— START Records provided —

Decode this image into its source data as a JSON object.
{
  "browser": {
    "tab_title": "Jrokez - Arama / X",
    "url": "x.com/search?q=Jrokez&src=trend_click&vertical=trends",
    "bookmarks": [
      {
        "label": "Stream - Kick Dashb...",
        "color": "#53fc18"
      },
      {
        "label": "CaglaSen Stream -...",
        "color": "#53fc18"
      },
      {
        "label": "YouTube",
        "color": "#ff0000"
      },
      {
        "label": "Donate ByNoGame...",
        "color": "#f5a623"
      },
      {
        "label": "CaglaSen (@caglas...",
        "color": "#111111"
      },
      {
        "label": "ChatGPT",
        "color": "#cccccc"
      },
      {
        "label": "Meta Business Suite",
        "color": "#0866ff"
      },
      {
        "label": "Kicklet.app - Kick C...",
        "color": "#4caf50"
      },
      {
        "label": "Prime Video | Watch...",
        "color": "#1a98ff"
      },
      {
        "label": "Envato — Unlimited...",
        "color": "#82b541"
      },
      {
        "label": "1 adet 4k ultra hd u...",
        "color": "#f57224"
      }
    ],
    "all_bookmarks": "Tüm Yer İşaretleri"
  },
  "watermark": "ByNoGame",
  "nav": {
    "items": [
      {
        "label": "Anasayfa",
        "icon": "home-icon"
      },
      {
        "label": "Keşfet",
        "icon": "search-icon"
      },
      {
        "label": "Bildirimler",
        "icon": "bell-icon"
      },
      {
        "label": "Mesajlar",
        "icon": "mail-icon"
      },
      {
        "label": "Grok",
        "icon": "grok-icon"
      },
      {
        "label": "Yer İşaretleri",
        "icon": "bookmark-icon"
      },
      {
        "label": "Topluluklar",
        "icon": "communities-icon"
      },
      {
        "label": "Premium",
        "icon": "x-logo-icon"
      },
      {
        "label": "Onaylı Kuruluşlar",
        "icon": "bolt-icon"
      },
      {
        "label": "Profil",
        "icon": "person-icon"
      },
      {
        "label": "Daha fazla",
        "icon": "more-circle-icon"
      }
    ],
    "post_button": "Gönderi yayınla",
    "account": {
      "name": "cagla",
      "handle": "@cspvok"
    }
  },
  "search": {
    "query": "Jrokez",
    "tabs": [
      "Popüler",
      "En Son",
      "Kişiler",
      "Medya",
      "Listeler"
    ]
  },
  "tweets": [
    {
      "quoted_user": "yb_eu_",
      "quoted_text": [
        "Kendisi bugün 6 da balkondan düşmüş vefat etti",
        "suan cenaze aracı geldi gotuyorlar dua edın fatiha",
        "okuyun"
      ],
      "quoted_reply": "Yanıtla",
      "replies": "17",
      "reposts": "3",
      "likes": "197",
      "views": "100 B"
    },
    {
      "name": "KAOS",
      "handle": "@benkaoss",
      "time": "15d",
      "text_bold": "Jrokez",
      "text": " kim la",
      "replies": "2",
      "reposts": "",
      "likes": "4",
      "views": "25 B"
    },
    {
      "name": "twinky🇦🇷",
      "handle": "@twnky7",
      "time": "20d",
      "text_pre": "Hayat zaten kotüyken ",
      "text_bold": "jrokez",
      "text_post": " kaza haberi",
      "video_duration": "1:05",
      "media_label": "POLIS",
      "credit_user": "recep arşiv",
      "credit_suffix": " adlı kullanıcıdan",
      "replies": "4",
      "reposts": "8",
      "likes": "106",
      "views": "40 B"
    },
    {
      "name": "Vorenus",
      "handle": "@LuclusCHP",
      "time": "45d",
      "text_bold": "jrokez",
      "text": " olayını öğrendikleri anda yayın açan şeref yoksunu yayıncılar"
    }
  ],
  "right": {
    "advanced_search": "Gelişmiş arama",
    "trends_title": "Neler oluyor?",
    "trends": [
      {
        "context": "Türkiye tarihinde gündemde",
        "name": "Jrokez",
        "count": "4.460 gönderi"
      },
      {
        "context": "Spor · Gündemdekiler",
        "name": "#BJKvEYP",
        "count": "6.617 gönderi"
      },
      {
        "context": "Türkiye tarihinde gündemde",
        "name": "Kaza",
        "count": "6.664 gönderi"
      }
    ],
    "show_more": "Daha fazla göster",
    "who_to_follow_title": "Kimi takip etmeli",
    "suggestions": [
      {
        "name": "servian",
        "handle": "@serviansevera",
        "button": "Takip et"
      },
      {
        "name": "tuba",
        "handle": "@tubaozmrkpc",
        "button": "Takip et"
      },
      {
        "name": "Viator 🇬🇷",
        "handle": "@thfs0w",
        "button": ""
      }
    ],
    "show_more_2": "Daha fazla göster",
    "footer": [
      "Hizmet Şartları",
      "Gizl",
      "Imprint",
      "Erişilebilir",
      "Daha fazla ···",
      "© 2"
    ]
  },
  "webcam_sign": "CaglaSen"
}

— END Records provided —
— START Records provided —

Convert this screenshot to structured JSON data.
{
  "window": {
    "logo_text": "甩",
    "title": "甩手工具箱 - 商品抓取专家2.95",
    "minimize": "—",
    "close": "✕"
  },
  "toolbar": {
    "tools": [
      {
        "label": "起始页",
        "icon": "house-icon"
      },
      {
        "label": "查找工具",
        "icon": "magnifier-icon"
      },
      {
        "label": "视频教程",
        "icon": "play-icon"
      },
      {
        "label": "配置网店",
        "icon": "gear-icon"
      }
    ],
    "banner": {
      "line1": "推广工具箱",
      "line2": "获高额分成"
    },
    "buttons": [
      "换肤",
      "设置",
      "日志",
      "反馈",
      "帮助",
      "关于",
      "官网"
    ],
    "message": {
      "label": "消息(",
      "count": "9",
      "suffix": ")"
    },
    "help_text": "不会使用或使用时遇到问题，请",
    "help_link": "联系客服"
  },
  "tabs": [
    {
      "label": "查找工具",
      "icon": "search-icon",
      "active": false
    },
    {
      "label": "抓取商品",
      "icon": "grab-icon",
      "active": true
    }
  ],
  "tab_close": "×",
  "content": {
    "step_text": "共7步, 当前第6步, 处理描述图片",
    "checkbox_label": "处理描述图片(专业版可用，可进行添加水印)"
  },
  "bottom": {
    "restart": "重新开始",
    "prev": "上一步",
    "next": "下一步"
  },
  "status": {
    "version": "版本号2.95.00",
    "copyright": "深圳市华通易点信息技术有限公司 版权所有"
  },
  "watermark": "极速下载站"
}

— END Records provided —

Find the lines containing "color" and list every one of them.

        "color": "#53fc18"
        "color": "#53fc18"
        "color": "#ff0000"
        "color": "#f5a623"
        "color": "#111111"
        "color": "#cccccc"
        "color": "#0866ff"
        "color": "#4caf50"
        "color": "#1a98ff"
        "color": "#82b541"
        "color": "#f57224"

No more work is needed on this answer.